Go through the material below and copy each line where the word "мысль" appears.

══ Given entries

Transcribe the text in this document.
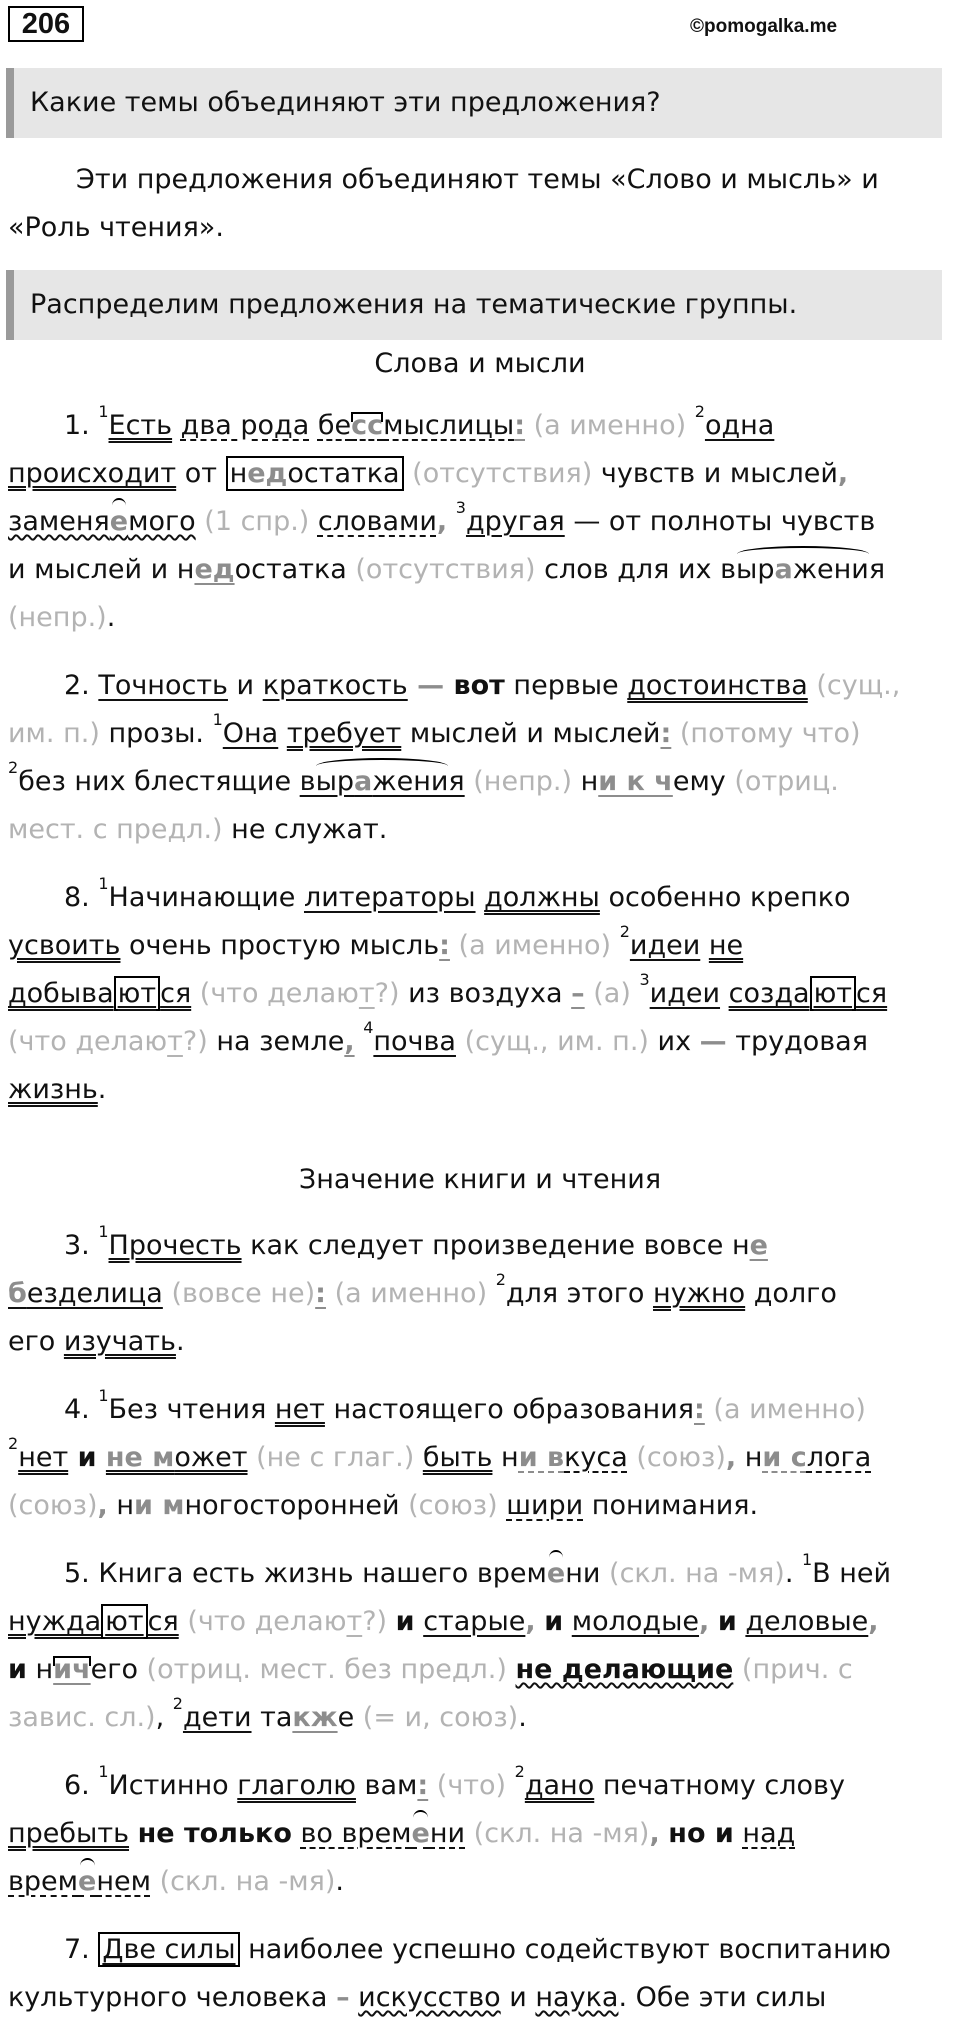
206	©pomogalka.me
Какие темы объединяют эти предложения?
Эти предложения объединяют темы «Слово и мысль» и
«Роль чтения».
Распределим предложения на тематические группы.
Слова и мысли
1. $^1$Есть два рода бессмыслицы: (а именно) $^2$одна
происходит от недостатка (отсутствия) чувств и мыслей,
заменяемого (1 спр.) словами, $^3$другая — от полноты чувств
и мыслей и недостатка (отсутствия) слов для их выражения
(непр.).
2. Точность и краткость — вот первые достоинства (сущ.,
им. п.) прозы. $^1$Она требует мыслей и мыслей: (потому что)
$^2$без них блестящие выражения (непр.) ни к чему (отриц.
мест. с предл.) не служат.
8. $^1$Начинающие литераторы должны особенно крепко
усвоить очень простую мысль: (а именно) $^2$идеи не
добыва ют ся (что делают?) из воздуха – (а) $^3$идеи созда ют ся
(что делают?) на земле, $^4$почва (сущ., им. п.) их — трудовая
жизнь.
Значение книги и чтения
3. $^1$Прочесть как следует произведение вовсе не
безделица (вовсе не): (а именно) $^2$для этого нужно долго
его изучать.
4. $^1$Без чтения нет настоящего образования: (а именно)
$^2$нет и не может (не с глаг.) быть ни вкуса (союз), ни слога
(союз), ни многосторонней (союз) шири понимания.
5. Книга есть жизнь нашего времени (скл. на -мя). $^1$В ней
нужда ют ся (что делают?) и старые, и молодые, и деловые,
и ничего (отриц. мест. без предл.) не делающие (прич. с
завис. сл.), $^2$дети также (= и, союз).
6. $^1$Истинно глаголю вам: (что) $^2$дано печатному слову
пребыть не только во времени (скл. на -мя), но и над
временем (скл. на -мя).
7. Две силы наиболее успешно содействуют воспитанию
культурного человека – искусство и наука. Обе эти силы
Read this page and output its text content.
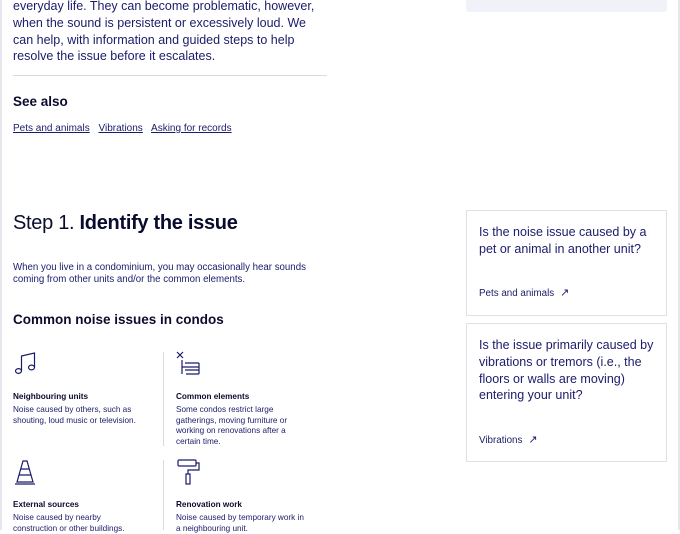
everyday life. They can become problematic, however, when the sound is persistent or excessively loud. We can help, with information and guided steps to help resolve the issue before it escalates.

See also
Pets and animals Vibrations Asking for records
Step 1. Identify the issue

When you live in a condominium, you may occasionally hear sounds coming from other units and/or the common elements.

Common noise issues in condos
Neighbouring units
Noise caused by others, such as shouting, loud music or television.
Common elements
Some condos restrict large gatherings, moving furniture or working on renovations after a certain time.
External sources
Noise caused by nearby construction or other buildings.
Renovation work
Noise caused by temporary work in a neighbouring unit.
Is the noise issue caused by a pet or animal in another unit?
Pets and animals ↗
Is the issue primarily caused by vibrations or tremors (i.e., the floors or walls are moving) entering your unit?
Vibrations ↗
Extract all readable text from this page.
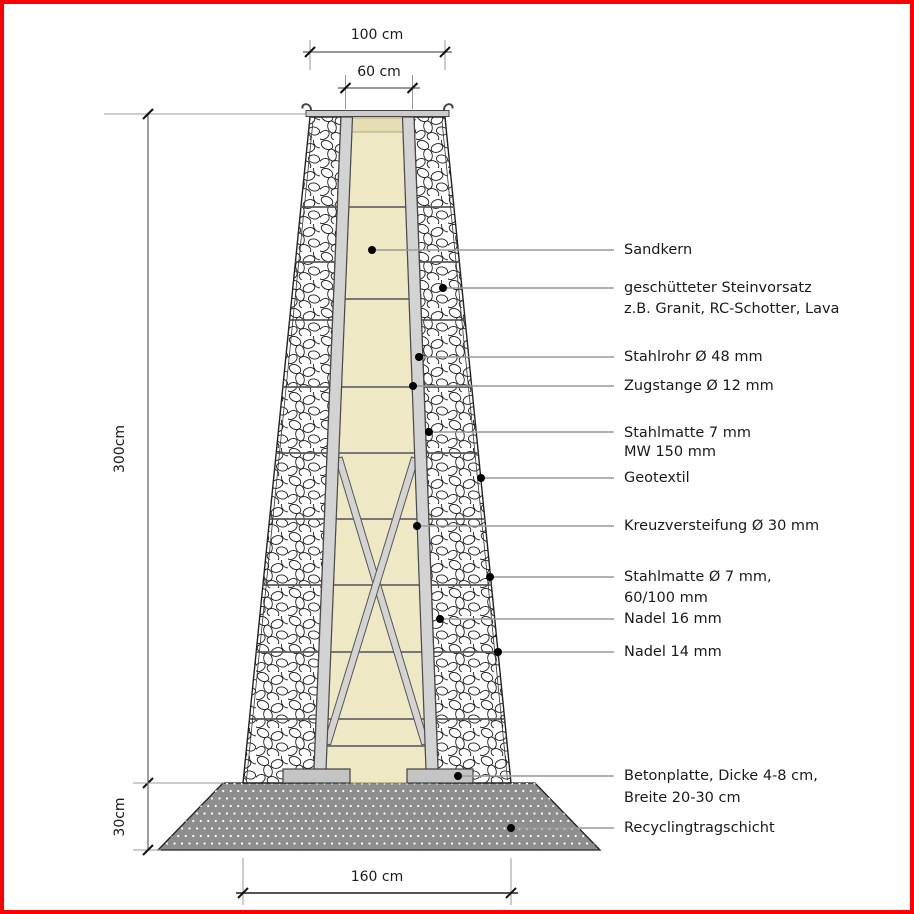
100 cm
60 cm
300cm
30cm
160 cm
Sandkern
geschütteter Steinvorsatz
z.B. Granit, RC-Schotter, Lava
Stahlrohr Ø 48 mm
Zugstange Ø 12 mm
Stahlmatte 7 mm
MW 150 mm
Geotextil
Kreuzversteifung Ø 30 mm
Stahlmatte Ø 7 mm,
60/100 mm
Nadel 16 mm
Nadel 14 mm
Betonplatte, Dicke 4-8 cm,
Breite 20-30 cm
Recyclingtragschicht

════

Exercise result:
Эти предложения объединяют темы «Слово и мысль» и
усвоить очень простую мысль: (а именно) $^2$идеи не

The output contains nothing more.